[Data items]
—————
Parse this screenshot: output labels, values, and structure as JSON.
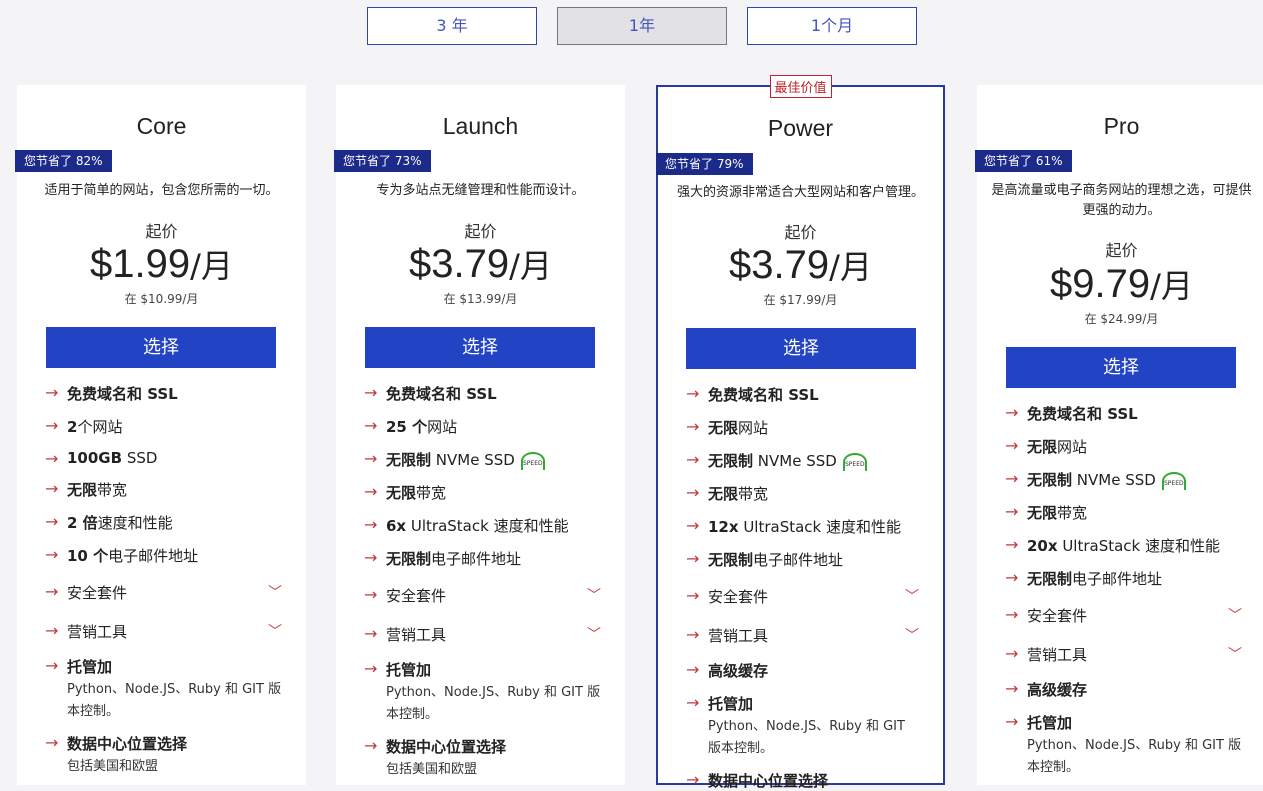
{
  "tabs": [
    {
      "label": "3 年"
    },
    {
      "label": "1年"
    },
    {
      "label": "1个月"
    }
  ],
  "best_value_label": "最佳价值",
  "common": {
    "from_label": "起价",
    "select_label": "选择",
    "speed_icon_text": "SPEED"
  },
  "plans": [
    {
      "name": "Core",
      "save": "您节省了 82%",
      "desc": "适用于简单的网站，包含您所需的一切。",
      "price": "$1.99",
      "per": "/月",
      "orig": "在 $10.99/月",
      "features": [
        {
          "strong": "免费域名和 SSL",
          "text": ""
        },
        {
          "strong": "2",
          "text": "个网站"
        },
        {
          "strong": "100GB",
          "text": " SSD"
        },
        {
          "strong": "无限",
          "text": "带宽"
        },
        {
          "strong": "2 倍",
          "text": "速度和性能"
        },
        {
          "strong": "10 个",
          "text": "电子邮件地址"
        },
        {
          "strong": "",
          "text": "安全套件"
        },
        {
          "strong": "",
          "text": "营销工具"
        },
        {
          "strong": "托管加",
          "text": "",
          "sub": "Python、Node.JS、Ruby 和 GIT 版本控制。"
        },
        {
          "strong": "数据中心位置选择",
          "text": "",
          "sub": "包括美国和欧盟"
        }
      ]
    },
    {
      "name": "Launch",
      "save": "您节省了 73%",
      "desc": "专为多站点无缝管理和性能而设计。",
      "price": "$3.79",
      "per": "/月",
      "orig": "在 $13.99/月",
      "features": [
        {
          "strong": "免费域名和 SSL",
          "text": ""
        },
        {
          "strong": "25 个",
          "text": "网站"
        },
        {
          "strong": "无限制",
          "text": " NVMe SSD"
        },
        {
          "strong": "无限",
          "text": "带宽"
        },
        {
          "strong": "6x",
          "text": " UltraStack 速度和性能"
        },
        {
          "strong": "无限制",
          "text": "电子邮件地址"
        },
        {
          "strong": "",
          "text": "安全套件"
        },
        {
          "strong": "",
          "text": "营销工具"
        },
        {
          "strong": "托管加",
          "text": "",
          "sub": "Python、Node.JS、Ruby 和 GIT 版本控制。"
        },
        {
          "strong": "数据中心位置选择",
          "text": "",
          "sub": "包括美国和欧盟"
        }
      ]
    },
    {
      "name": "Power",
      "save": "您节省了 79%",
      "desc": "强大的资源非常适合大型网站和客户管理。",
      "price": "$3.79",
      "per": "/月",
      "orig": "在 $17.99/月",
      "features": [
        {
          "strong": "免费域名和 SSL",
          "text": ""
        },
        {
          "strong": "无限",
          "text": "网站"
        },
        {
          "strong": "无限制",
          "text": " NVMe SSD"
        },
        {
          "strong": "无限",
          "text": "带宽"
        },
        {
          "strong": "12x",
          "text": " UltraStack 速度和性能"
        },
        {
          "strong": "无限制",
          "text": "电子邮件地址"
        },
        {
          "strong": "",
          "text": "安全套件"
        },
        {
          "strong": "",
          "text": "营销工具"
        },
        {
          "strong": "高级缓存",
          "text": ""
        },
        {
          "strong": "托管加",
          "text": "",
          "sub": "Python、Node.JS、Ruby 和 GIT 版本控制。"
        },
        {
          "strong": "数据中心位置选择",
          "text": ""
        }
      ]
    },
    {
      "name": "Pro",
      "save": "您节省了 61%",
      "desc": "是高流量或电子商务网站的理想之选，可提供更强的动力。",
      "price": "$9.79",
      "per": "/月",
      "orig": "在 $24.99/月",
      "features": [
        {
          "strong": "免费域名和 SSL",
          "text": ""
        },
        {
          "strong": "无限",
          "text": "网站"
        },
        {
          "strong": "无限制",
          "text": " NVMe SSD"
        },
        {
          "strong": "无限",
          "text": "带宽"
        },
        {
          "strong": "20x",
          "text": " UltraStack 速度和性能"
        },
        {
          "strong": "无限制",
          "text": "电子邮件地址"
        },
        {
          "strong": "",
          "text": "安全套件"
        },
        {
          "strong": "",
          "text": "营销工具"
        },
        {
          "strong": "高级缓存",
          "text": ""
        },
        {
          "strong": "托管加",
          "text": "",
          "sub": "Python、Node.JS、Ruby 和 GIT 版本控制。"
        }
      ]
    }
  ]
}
—————
__STATED GOAL__
Word for word, quote the lines above. Omit the pictures.

__RESPONSE TO THIS EXERCISE__
Parse this screenshot: output labels, values, and structure as JSON.
{
  "tabs": [
    {
      "label": "3 年"
    },
    {
      "label": "1年"
    },
    {
      "label": "1个月"
    }
  ],
  "best_value_label": "最佳价值",
  "common": {
    "from_label": "起价",
    "select_label": "选择",
    "speed_icon_text": "SPEED"
  },
  "plans": [
    {
      "name": "Core",
      "save": "您节省了 82%",
      "desc": "适用于简单的网站，包含您所需的一切。",
      "price": "$1.99",
      "per": "/月",
      "orig": "在 $10.99/月",
      "features": [
        {
          "strong": "免费域名和 SSL",
          "text": ""
        },
        {
          "strong": "2",
          "text": "个网站"
        },
        {
          "strong": "100GB",
          "text": " SSD"
        },
        {
          "strong": "无限",
          "text": "带宽"
        },
        {
          "strong": "2 倍",
          "text": "速度和性能"
        },
        {
          "strong": "10 个",
          "text": "电子邮件地址"
        },
        {
          "strong": "",
          "text": "安全套件"
        },
        {
          "strong": "",
          "text": "营销工具"
        },
        {
          "strong": "托管加",
          "text": "",
          "sub": "Python、Node.JS、Ruby 和 GIT 版本控制。"
        },
        {
          "strong": "数据中心位置选择",
          "text": "",
          "sub": "包括美国和欧盟"
        }
      ]
    },
    {
      "name": "Launch",
      "save": "您节省了 73%",
      "desc": "专为多站点无缝管理和性能而设计。",
      "price": "$3.79",
      "per": "/月",
      "orig": "在 $13.99/月",
      "features": [
        {
          "strong": "免费域名和 SSL",
          "text": ""
        },
        {
          "strong": "25 个",
          "text": "网站"
        },
        {
          "strong": "无限制",
          "text": " NVMe SSD"
        },
        {
          "strong": "无限",
          "text": "带宽"
        },
        {
          "strong": "6x",
          "text": " UltraStack 速度和性能"
        },
        {
          "strong": "无限制",
          "text": "电子邮件地址"
        },
        {
          "strong": "",
          "text": "安全套件"
        },
        {
          "strong": "",
          "text": "营销工具"
        },
        {
          "strong": "托管加",
          "text": "",
          "sub": "Python、Node.JS、Ruby 和 GIT 版本控制。"
        },
        {
          "strong": "数据中心位置选择",
          "text": "",
          "sub": "包括美国和欧盟"
        }
      ]
    },
    {
      "name": "Power",
      "save": "您节省了 79%",
      "desc": "强大的资源非常适合大型网站和客户管理。",
      "price": "$3.79",
      "per": "/月",
      "orig": "在 $17.99/月",
      "features": [
        {
          "strong": "免费域名和 SSL",
          "text": ""
        },
        {
          "strong": "无限",
          "text": "网站"
        },
        {
          "strong": "无限制",
          "text": " NVMe SSD"
        },
        {
          "strong": "无限",
          "text": "带宽"
        },
        {
          "strong": "12x",
          "text": " UltraStack 速度和性能"
        },
        {
          "strong": "无限制",
          "text": "电子邮件地址"
        },
        {
          "strong": "",
          "text": "安全套件"
        },
        {
          "strong": "",
          "text": "营销工具"
        },
        {
          "strong": "高级缓存",
          "text": ""
        },
        {
          "strong": "托管加",
          "text": "",
          "sub": "Python、Node.JS、Ruby 和 GIT 版本控制。"
        },
        {
          "strong": "数据中心位置选择",
          "text": ""
        }
      ]
    },
    {
      "name": "Pro",
      "save": "您节省了 61%",
      "desc": "是高流量或电子商务网站的理想之选，可提供更强的动力。",
      "price": "$9.79",
      "per": "/月",
      "orig": "在 $24.99/月",
      "features": [
        {
          "strong": "免费域名和 SSL",
          "text": ""
        },
        {
          "strong": "无限",
          "text": "网站"
        },
        {
          "strong": "无限制",
          "text": " NVMe SSD"
        },
        {
          "strong": "无限",
          "text": "带宽"
        },
        {
          "strong": "20x",
          "text": " UltraStack 速度和性能"
        },
        {
          "strong": "无限制",
          "text": "电子邮件地址"
        },
        {
          "strong": "",
          "text": "安全套件"
        },
        {
          "strong": "",
          "text": "营销工具"
        },
        {
          "strong": "高级缓存",
          "text": ""
        },
        {
          "strong": "托管加",
          "text": "",
          "sub": "Python、Node.JS、Ruby 和 GIT 版本控制。"
        }
      ]
    }
  ]
}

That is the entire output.